* **PROVIDED RECORDS**
———

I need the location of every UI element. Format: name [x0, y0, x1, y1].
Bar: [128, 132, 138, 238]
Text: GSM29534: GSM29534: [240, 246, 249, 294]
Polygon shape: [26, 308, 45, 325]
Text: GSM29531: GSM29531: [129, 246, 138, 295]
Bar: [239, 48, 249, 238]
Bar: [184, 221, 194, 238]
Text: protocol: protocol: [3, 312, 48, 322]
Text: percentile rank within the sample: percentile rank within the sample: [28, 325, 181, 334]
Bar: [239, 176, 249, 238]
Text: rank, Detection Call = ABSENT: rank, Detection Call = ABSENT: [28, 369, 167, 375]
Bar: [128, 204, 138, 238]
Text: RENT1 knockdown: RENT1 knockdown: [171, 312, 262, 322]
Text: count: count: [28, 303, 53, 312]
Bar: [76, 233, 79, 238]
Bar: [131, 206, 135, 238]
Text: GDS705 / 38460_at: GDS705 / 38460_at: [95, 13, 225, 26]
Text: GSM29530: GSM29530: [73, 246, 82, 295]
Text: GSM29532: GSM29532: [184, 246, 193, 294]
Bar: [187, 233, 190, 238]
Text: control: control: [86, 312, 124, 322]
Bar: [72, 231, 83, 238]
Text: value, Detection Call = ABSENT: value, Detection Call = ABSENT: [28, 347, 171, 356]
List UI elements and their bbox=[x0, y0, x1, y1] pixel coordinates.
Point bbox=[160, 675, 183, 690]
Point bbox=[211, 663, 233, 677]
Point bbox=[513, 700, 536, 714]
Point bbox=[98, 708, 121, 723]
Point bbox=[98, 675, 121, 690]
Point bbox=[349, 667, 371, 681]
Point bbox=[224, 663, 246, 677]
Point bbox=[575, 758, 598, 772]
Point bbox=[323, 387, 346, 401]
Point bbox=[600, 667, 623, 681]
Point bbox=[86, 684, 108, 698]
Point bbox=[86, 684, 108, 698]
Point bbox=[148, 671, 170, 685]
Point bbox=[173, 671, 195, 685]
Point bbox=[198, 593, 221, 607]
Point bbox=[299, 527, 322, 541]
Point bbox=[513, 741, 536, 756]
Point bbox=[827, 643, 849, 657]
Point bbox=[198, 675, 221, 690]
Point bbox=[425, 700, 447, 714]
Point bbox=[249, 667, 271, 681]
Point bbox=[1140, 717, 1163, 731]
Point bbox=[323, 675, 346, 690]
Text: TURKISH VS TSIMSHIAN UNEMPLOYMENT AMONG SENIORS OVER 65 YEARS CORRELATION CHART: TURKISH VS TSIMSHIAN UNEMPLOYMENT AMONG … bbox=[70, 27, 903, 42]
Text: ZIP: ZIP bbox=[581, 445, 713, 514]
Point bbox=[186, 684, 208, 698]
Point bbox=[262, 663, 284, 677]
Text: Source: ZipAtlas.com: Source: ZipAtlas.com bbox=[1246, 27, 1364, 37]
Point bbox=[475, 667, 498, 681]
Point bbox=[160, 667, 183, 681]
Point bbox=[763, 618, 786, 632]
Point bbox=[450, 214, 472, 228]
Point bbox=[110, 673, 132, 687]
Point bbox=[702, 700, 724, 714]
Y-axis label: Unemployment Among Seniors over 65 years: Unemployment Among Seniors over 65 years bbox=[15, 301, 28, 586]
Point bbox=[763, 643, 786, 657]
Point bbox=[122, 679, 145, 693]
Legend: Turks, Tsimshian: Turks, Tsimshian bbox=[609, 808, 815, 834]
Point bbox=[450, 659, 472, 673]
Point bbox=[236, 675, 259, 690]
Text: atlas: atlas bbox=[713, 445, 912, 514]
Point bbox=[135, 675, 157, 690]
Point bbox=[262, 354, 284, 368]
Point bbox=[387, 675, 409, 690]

———

* **PROBLEM DESCRIPTION**
Rewrite every line of the records above as a numbered list, leaving out any blank lines.

* **EXERCISE OUTPUT**
1. I need the location of every UI element. Format: name [x0, y0, x1, y1].
2. Bar: [128, 132, 138, 238]
3. Text: GSM29534: GSM29534: [240, 246, 249, 294]
4. Polygon shape: [26, 308, 45, 325]
5. Text: GSM29531: GSM29531: [129, 246, 138, 295]
6. Bar: [239, 48, 249, 238]
7. Bar: [184, 221, 194, 238]
8. Text: protocol: protocol: [3, 312, 48, 322]
9. Text: percentile rank within the sample: percentile rank within the sample: [28, 325, 181, 334]
10. Bar: [239, 176, 249, 238]
11. Text: rank, Detection Call = ABSENT: rank, Detection Call = ABSENT: [28, 369, 167, 375]
12. Bar: [128, 204, 138, 238]
13. Text: RENT1 knockdown: RENT1 knockdown: [171, 312, 262, 322]
14. Text: count: count: [28, 303, 53, 312]
15. Bar: [76, 233, 79, 238]
16. Bar: [131, 206, 135, 238]
17. Text: GDS705 / 38460_at: GDS705 / 38460_at: [95, 13, 225, 26]
18. Text: GSM29530: GSM29530: [73, 246, 82, 295]
19. Text: GSM29532: GSM29532: [184, 246, 193, 294]
20. Bar: [187, 233, 190, 238]
21. Text: control: control: [86, 312, 124, 322]
22. Bar: [72, 231, 83, 238]
23. Text: value, Detection Call = ABSENT: value, Detection Call = ABSENT: [28, 347, 171, 356]
24. List UI elements and their bbox=[x0, y0, x1, y1] pixel coordinates.
25. Point bbox=[160, 675, 183, 690]
26. Point bbox=[211, 663, 233, 677]
27. Point bbox=[513, 700, 536, 714]
28. Point bbox=[98, 708, 121, 723]
29. Point bbox=[98, 675, 121, 690]
30. Point bbox=[349, 667, 371, 681]
31. Point bbox=[224, 663, 246, 677]
32. Point bbox=[575, 758, 598, 772]
33. Point bbox=[323, 387, 346, 401]
34. Point bbox=[600, 667, 623, 681]
35. Point bbox=[86, 684, 108, 698]
36. Point bbox=[86, 684, 108, 698]
37. Point bbox=[148, 671, 170, 685]
38. Point bbox=[173, 671, 195, 685]
39. Point bbox=[198, 593, 221, 607]
40. Point bbox=[299, 527, 322, 541]
41. Point bbox=[513, 741, 536, 756]
42. Point bbox=[827, 643, 849, 657]
43. Point bbox=[198, 675, 221, 690]
44. Point bbox=[425, 700, 447, 714]
45. Point bbox=[249, 667, 271, 681]
46. Point bbox=[1140, 717, 1163, 731]
47. Point bbox=[323, 675, 346, 690]
48. Text: TURKISH VS TSIMSHIAN UNEMPLOYMENT AMONG SENIORS OVER 65 YEARS CORRELATION CHART: TURKISH VS TSIMSHIAN UNEMPLOYMENT AMONG … bbox=[70, 27, 903, 42]
49. Text: ZIP: ZIP bbox=[581, 445, 713, 514]
50. Point bbox=[186, 684, 208, 698]
51. Point bbox=[262, 663, 284, 677]
52. Text: Source: ZipAtlas.com: Source: ZipAtlas.com bbox=[1246, 27, 1364, 37]
53. Point bbox=[475, 667, 498, 681]
54. Point bbox=[160, 667, 183, 681]
55. Point bbox=[763, 618, 786, 632]
56. Point bbox=[450, 214, 472, 228]
57. Point bbox=[110, 673, 132, 687]
58. Point bbox=[702, 700, 724, 714]
59. Y-axis label: Unemployment Among Seniors over 65 years: Unemployment Among Seniors over 65 years bbox=[15, 301, 28, 586]
60. Point bbox=[763, 643, 786, 657]
61. Point bbox=[122, 679, 145, 693]
62. Legend: Turks, Tsimshian: Turks, Tsimshian bbox=[609, 808, 815, 834]
63. Point bbox=[450, 659, 472, 673]
64. Point bbox=[236, 675, 259, 690]
65. Text: atlas: atlas bbox=[713, 445, 912, 514]
66. Point bbox=[135, 675, 157, 690]
67. Point bbox=[262, 354, 284, 368]
68. Point bbox=[387, 675, 409, 690]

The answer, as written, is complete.